-- START OF Data extract --

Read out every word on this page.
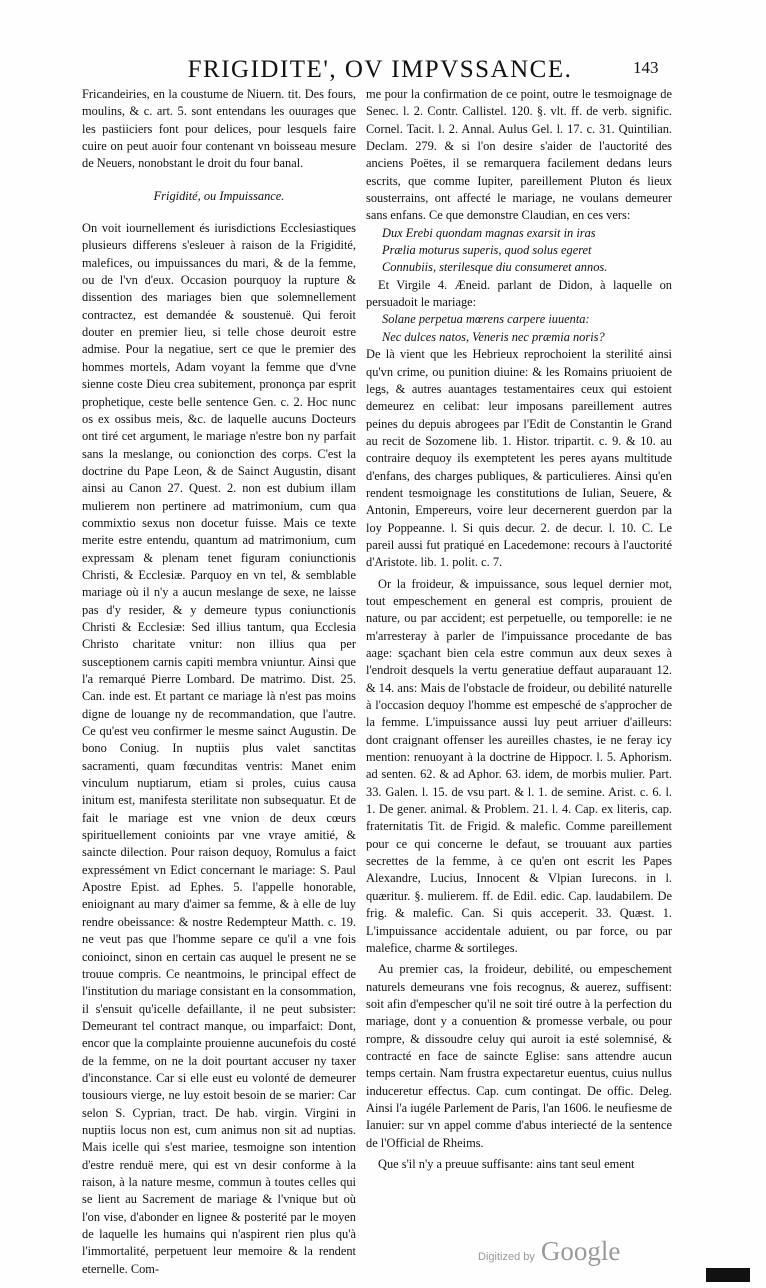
FRIGIDITE', OV IMPVSSANCE.	143

Fricandeiries, en la coustume de Niuern. tit. Des fours, moulins, & c. art. 5. sont entendans les ouurages que les pastiiciers font pour delices, pour lesquels faire cuire on peut auoir four contenant vn boisseau mesure de Neuers, nonobstant le droit du four banal.

Frigidité, ou Impuissance.

On voit iournellement és iurisdictions Ecclesiastiques plusieurs differens s'esleuer à raison de la Frigidité, malefices, ou impuissances du mari, & de la femme, ou de l'vn d'eux. Occasion pourquoy la rupture & dissention des mariages bien que solemnellement contractez, est demandée & soustenuë. Qui feroit douter en premier lieu, si telle chose deuroit estre admise. Pour la negatiue, sert ce que le premier des hommes mortels, Adam voyant la femme que d'vne sienne coste Dieu crea subitement, prononça par esprit prophetique, ceste belle sentence Gen. c. 2. Hoc nunc os ex ossibus meis, &c. de laquelle aucuns Docteurs ont tiré cet argument, le mariage n'estre bon ny parfait sans la meslange, ou conionction des corps. C'est la doctrine du Pape Leon, & de Sainct Augustin, disant ainsi au Canon 27. Quest. 2. non est dubium illam mulierem non pertinere ad matrimonium, cum qua commixtio sexus non docetur fuisse. Mais ce texte merite estre entendu, quantum ad matrimonium, cum expressam & plenam tenet figuram coniunctionis Christi, & Ecclesiæ. Parquoy en vn tel, & semblable mariage où il n'y a aucun meslange de sexe, ne laisse pas d'y resider, & y demeure typus coniunctionis Christi & Ecclesiæ: Sed illius tantum, qua Ecclesia Christo charitate vnitur: non illius qua per susceptionem carnis capiti membra vniuntur. Ainsi que l'a remarqué Pierre Lombard. De matrimo. Dist. 25. Can. inde est. Et partant ce mariage là n'est pas moins digne de louange ny de recommandation, que l'autre. Ce qu'est veu confirmer le mesme sainct Augustin. De bono Coniug. In nuptiis plus valet sanctitas sacramenti, quam fœcunditas ventris: Manet enim vinculum nuptiarum, etiam si proles, cuius causa initum est, manifesta sterilitate non subsequatur. Et de fait le mariage est vne vnion de deux cœurs spirituellement conioints par vne vraye amitié, & saincte dilection. Pour raison dequoy, Romulus a faict expressément vn Edict concernant le mariage: S. Paul Apostre Epist. ad Ephes. 5. l'appelle honorable, enioignant au mary d'aimer sa femme, & à elle de luy rendre obeissance: & nostre Redempteur Matth. c. 19. ne veut pas que l'homme separe ce qu'il a vne fois conioinct, sinon en certain cas auquel le present ne se trouue compris. Ce neantmoins, le principal effect de l'institution du mariage consistant en la consommation, il s'ensuit qu'icelle defaillante, il ne peut subsister: Demeurant tel contract manque, ou imparfaict: Dont, encor que la complainte prouienne aucunefois du costé de la femme, on ne la doit pourtant accuser ny taxer d'inconstance. Car si elle eust eu volonté de demeurer tousiours vierge, ne luy estoit besoin de se marier: Car selon S. Cyprian, tract. De hab. virgin. Virgini in nuptiis locus non est, cum animus non sit ad nuptias. Mais icelle qui s'est mariee, tesmoigne son intention d'estre renduë mere, qui est vn desir conforme à la raison, à la nature mesme, commun à toutes celles qui se lient au Sacrement de mariage & l'vnique but où l'on vise, d'abonder en lignee & posterité par le moyen de laquelle les humains qui n'aspirent rien plus qu'à l'immortalité, perpetuent leur memoire & la rendent eternelle. Com-

me pour la confirmation de ce point, outre le tesmoignage de Senec. l. 2. Contr. Callistel. 120. §. vlt. ff. de verb. signific. Cornel. Tacit. l. 2. Annal. Aulus Gel. l. 17. c. 31. Quintilian. Declam. 279. & si l'on desire s'aider de l'auctorité des anciens Poëtes, il se remarquera facilement dedans leurs escrits, que comme Iupiter, pareillement Pluton és lieux sousterrains, ont affecté le mariage, ne voulans demeurer sans enfans. Ce que demonstre Claudian, en ces vers:

Dux Erebi quondam magnas exarsit in iras
Prælia moturus superis, quod solus egeret
Connubiis, sterilesque diu consumeret annos.

Et Virgile 4. Æneid. parlant de Didon, à laquelle on persuadoit le mariage:

Solane perpetua mœrens carpere iuuenta:
Nec dulces natos, Veneris nec præmia noris?

De là vient que les Hebrieux reprochoient la sterilité ainsi qu'vn crime, ou punition diuine: & les Romains priuoient de legs, & autres auantages testamentaires ceux qui estoient demeurez en celibat: leur imposans pareillement autres peines du depuis abrogees par l'Edit de Constantin le Grand au recit de Sozomene lib. 1. Histor. tripartit. c. 9. & 10. au contraire dequoy ils exemptetent les peres ayans multitude d'enfans, des charges publiques, & particulieres. Ainsi qu'en rendent tesmoignage les constitutions de Iulian, Seuere, & Antonin, Empereurs, voire leur decernerent guerdon par la loy Poppeanne. l. Si quis decur. 2. de decur. l. 10. C. Le pareil aussi fut pratiqué en Lacedemone: recours à l'auctorité d'Aristote. lib. 1. polit. c. 7.

Or la froideur, & impuissance, sous lequel dernier mot, tout empeschement en general est compris, prouient de nature, ou par accident; est perpetuelle, ou temporelle: ie ne m'arresteray à parler de l'impuissance procedante de bas aage: sçachant bien cela estre commun aux deux sexes à l'endroit desquels la vertu generatiue deffaut auparauant 12. & 14. ans: Mais de l'obstacle de froideur, ou debilité naturelle à l'occasion dequoy l'homme est empesché de s'approcher de la femme. L'impuissance aussi luy peut arriuer d'ailleurs: dont craignant offenser les aureilles chastes, ie ne feray icy mention: renuoyant à la doctrine de Hippocr. l. 5. Aphorism. ad senten. 62. & ad Aphor. 63. idem, de morbis mulier. Part. 33. Galen. l. 15. de vsu part. & l. 1. de semine. Arist. c. 6. l. 1. De gener. animal. & Problem. 21. l. 4. Cap. ex literis, cap. fraternitatis Tit. de Frigid. & malefic. Comme pareillement pour ce qui concerne le defaut, se trouuant aux parties secrettes de la femme, à ce qu'en ont escrit les Papes Alexandre, Lucius, Innocent & Vlpian Iurecons. in l. quæritur. §. mulierem. ff. de Edil. edic. Cap. laudabilem. De frig. & malefic. Can. Si quis acceperit. 33. Quæst. 1. L'impuissance accidentale aduient, ou par force, ou par malefice, charme & sortileges.

Au premier cas, la froideur, debilité, ou empeschement naturels demeurans vne fois recognus, & auerez, suffisent: soit afin d'empescher qu'il ne soit tiré outre à la perfection du mariage, dont y a conuention & promesse verbale, ou pour rompre, & dissoudre celuy qui auroit ia esté solemnisé, & contracté en face de saincte Eglise: sans attendre aucun temps certain. Nam frustra expectaretur euentus, cuius nullus induceretur effectus. Cap. cum contingat. De offic. Deleg. Ainsi l'a iugéle Parlement de Paris, l'an 1606. le neufiesme de Ianuier: sur vn appel comme d'abus interiecté de la sentence de l'Official de Rheims.

Que s'il n'y a preuue suffisante: ains tant seul ement

Digitized by Google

-- END OF Data extract --

▸ **Task instructions**
Repeat the material above verbatim. Leave the pictures behind.

▸ **Reply**
Read out every word on this page.
FRIGIDITE', OV IMPVSSANCE.	143

Fricandeiries, en la coustume de Niuern. tit. Des fours, moulins, & c. art. 5. sont entendans les ouurages que les pastiiciers font pour delices, pour lesquels faire cuire on peut auoir four contenant vn boisseau mesure de Neuers, nonobstant le droit du four banal.

Frigidité, ou Impuissance.

On voit iournellement és iurisdictions Ecclesiastiques plusieurs differens s'esleuer à raison de la Frigidité, malefices, ou impuissances du mari, & de la femme, ou de l'vn d'eux. Occasion pourquoy la rupture & dissention des mariages bien que solemnellement contractez, est demandée & soustenuë. Qui feroit douter en premier lieu, si telle chose deuroit estre admise. Pour la negatiue, sert ce que le premier des hommes mortels, Adam voyant la femme que d'vne sienne coste Dieu crea subitement, prononça par esprit prophetique, ceste belle sentence Gen. c. 2. Hoc nunc os ex ossibus meis, &c. de laquelle aucuns Docteurs ont tiré cet argument, le mariage n'estre bon ny parfait sans la meslange, ou conionction des corps. C'est la doctrine du Pape Leon, & de Sainct Augustin, disant ainsi au Canon 27. Quest. 2. non est dubium illam mulierem non pertinere ad matrimonium, cum qua commixtio sexus non docetur fuisse. Mais ce texte merite estre entendu, quantum ad matrimonium, cum expressam & plenam tenet figuram coniunctionis Christi, & Ecclesiæ. Parquoy en vn tel, & semblable mariage où il n'y a aucun meslange de sexe, ne laisse pas d'y resider, & y demeure typus coniunctionis Christi & Ecclesiæ: Sed illius tantum, qua Ecclesia Christo charitate vnitur: non illius qua per susceptionem carnis capiti membra vniuntur. Ainsi que l'a remarqué Pierre Lombard. De matrimo. Dist. 25. Can. inde est. Et partant ce mariage là n'est pas moins digne de louange ny de recommandation, que l'autre. Ce qu'est veu confirmer le mesme sainct Augustin. De bono Coniug. In nuptiis plus valet sanctitas sacramenti, quam fœcunditas ventris: Manet enim vinculum nuptiarum, etiam si proles, cuius causa initum est, manifesta sterilitate non subsequatur. Et de fait le mariage est vne vnion de deux cœurs spirituellement conioints par vne vraye amitié, & saincte dilection. Pour raison dequoy, Romulus a faict expressément vn Edict concernant le mariage: S. Paul Apostre Epist. ad Ephes. 5. l'appelle honorable, enioignant au mary d'aimer sa femme, & à elle de luy rendre obeissance: & nostre Redempteur Matth. c. 19. ne veut pas que l'homme separe ce qu'il a vne fois conioinct, sinon en certain cas auquel le present ne se trouue compris. Ce neantmoins, le principal effect de l'institution du mariage consistant en la consommation, il s'ensuit qu'icelle defaillante, il ne peut subsister: Demeurant tel contract manque, ou imparfaict: Dont, encor que la complainte prouienne aucunefois du costé de la femme, on ne la doit pourtant accuser ny taxer d'inconstance. Car si elle eust eu volonté de demeurer tousiours vierge, ne luy estoit besoin de se marier: Car selon S. Cyprian, tract. De hab. virgin. Virgini in nuptiis locus non est, cum animus non sit ad nuptias. Mais icelle qui s'est mariee, tesmoigne son intention d'estre renduë mere, qui est vn desir conforme à la raison, à la nature mesme, commun à toutes celles qui se lient au Sacrement de mariage & l'vnique but où l'on vise, d'abonder en lignee & posterité par le moyen de laquelle les humains qui n'aspirent rien plus qu'à l'immortalité, perpetuent leur memoire & la rendent eternelle. Com-

me pour la confirmation de ce point, outre le tesmoignage de Senec. l. 2. Contr. Callistel. 120. §. vlt. ff. de verb. signific. Cornel. Tacit. l. 2. Annal. Aulus Gel. l. 17. c. 31. Quintilian. Declam. 279. & si l'on desire s'aider de l'auctorité des anciens Poëtes, il se remarquera facilement dedans leurs escrits, que comme Iupiter, pareillement Pluton és lieux sousterrains, ont affecté le mariage, ne voulans demeurer sans enfans. Ce que demonstre Claudian, en ces vers:

Dux Erebi quondam magnas exarsit in iras
Prælia moturus superis, quod solus egeret
Connubiis, sterilesque diu consumeret annos.

Et Virgile 4. Æneid. parlant de Didon, à laquelle on persuadoit le mariage:

Solane perpetua mœrens carpere iuuenta:
Nec dulces natos, Veneris nec præmia noris?

De là vient que les Hebrieux reprochoient la sterilité ainsi qu'vn crime, ou punition diuine: & les Romains priuoient de legs, & autres auantages testamentaires ceux qui estoient demeurez en celibat: leur imposans pareillement autres peines du depuis abrogees par l'Edit de Constantin le Grand au recit de Sozomene lib. 1. Histor. tripartit. c. 9. & 10. au contraire dequoy ils exemptetent les peres ayans multitude d'enfans, des charges publiques, & particulieres. Ainsi qu'en rendent tesmoignage les constitutions de Iulian, Seuere, & Antonin, Empereurs, voire leur decernerent guerdon par la loy Poppeanne. l. Si quis decur. 2. de decur. l. 10. C. Le pareil aussi fut pratiqué en Lacedemone: recours à l'auctorité d'Aristote. lib. 1. polit. c. 7.

Or la froideur, & impuissance, sous lequel dernier mot, tout empeschement en general est compris, prouient de nature, ou par accident; est perpetuelle, ou temporelle: ie ne m'arresteray à parler de l'impuissance procedante de bas aage: sçachant bien cela estre commun aux deux sexes à l'endroit desquels la vertu generatiue deffaut auparauant 12. & 14. ans: Mais de l'obstacle de froideur, ou debilité naturelle à l'occasion dequoy l'homme est empesché de s'approcher de la femme. L'impuissance aussi luy peut arriuer d'ailleurs: dont craignant offenser les aureilles chastes, ie ne feray icy mention: renuoyant à la doctrine de Hippocr. l. 5. Aphorism. ad senten. 62. & ad Aphor. 63. idem, de morbis mulier. Part. 33. Galen. l. 15. de vsu part. & l. 1. de semine. Arist. c. 6. l. 1. De gener. animal. & Problem. 21. l. 4. Cap. ex literis, cap. fraternitatis Tit. de Frigid. & malefic. Comme pareillement pour ce qui concerne le defaut, se trouuant aux parties secrettes de la femme, à ce qu'en ont escrit les Papes Alexandre, Lucius, Innocent & Vlpian Iurecons. in l. quæritur. §. mulierem. ff. de Edil. edic. Cap. laudabilem. De frig. & malefic. Can. Si quis acceperit. 33. Quæst. 1. L'impuissance accidentale aduient, ou par force, ou par malefice, charme & sortileges.

Au premier cas, la froideur, debilité, ou empeschement naturels demeurans vne fois recognus, & auerez, suffisent: soit afin d'empescher qu'il ne soit tiré outre à la perfection du mariage, dont y a conuention & promesse verbale, ou pour rompre, & dissoudre celuy qui auroit ia esté solemnisé, & contracté en face de saincte Eglise: sans attendre aucun temps certain. Nam frustra expectaretur euentus, cuius nullus induceretur effectus. Cap. cum contingat. De offic. Deleg. Ainsi l'a iugéle Parlement de Paris, l'an 1606. le neufiesme de Ianuier: sur vn appel comme d'abus interiecté de la sentence de l'Official de Rheims.

Que s'il n'y a preuue suffisante: ains tant seul ement

Digitized by Google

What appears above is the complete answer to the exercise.